Make a tally of the lines in the records that include the string "всех", and give only that number.

<<<<

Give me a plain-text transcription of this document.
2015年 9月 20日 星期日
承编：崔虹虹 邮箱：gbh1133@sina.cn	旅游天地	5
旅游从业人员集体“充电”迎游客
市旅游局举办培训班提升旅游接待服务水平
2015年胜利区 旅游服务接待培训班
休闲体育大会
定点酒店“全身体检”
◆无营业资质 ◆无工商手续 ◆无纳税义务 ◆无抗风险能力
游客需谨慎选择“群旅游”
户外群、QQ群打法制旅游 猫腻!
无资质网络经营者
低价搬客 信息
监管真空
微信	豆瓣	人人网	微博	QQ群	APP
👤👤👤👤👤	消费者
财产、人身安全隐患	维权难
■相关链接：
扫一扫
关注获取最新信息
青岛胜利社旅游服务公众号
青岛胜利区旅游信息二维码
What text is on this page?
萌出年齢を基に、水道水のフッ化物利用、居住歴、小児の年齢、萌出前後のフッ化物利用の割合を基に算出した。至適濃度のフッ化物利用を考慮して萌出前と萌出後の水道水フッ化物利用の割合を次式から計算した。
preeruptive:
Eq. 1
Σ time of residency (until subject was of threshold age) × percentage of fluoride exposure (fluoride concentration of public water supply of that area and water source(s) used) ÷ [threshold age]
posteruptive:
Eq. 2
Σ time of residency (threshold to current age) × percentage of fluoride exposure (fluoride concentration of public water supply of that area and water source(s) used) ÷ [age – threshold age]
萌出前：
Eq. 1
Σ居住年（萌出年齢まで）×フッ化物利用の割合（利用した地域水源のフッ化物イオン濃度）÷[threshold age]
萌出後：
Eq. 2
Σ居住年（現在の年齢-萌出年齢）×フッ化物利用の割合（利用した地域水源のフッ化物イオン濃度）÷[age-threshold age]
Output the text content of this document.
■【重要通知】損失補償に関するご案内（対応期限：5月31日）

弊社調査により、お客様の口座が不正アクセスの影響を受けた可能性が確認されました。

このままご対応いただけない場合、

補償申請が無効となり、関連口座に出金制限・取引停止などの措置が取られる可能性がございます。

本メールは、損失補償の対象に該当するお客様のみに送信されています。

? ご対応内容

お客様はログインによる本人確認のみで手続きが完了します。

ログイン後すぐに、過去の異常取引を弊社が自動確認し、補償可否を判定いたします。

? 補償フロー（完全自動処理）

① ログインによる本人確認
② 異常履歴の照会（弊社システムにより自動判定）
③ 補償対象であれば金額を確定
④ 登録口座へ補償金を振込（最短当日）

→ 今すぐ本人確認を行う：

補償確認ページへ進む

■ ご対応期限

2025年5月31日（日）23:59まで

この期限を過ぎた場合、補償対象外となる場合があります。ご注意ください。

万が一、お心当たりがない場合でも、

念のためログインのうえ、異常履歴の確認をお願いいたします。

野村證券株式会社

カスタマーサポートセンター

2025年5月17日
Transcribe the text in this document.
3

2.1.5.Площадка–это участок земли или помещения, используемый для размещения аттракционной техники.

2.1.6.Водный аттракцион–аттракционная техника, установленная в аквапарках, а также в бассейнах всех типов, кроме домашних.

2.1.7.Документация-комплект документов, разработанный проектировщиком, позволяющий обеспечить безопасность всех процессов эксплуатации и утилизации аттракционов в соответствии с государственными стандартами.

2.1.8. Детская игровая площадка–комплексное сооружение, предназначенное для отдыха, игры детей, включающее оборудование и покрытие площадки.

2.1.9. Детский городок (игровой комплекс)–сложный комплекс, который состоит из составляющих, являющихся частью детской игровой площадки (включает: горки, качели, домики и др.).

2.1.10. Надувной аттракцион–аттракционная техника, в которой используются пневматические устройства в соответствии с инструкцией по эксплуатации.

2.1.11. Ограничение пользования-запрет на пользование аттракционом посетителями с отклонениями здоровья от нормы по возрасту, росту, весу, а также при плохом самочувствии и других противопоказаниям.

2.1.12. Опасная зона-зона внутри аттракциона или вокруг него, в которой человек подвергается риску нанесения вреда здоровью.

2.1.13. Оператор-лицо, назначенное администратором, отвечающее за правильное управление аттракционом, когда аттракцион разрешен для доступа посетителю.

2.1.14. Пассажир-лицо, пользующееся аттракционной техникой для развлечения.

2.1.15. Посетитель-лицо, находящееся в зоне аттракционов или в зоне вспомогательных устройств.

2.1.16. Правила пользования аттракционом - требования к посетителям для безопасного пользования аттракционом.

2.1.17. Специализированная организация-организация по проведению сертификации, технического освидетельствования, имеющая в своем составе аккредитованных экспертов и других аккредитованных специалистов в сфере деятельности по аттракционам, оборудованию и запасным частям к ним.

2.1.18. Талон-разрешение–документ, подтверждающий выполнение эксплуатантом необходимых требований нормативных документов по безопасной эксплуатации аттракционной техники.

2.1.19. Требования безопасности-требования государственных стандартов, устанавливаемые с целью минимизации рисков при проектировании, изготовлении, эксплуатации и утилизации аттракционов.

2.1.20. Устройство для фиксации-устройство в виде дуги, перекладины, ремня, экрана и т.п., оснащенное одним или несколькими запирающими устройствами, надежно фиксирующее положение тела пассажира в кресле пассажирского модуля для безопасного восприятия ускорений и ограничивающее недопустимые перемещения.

>>>>

§ **EXERCISE ANSWER**
2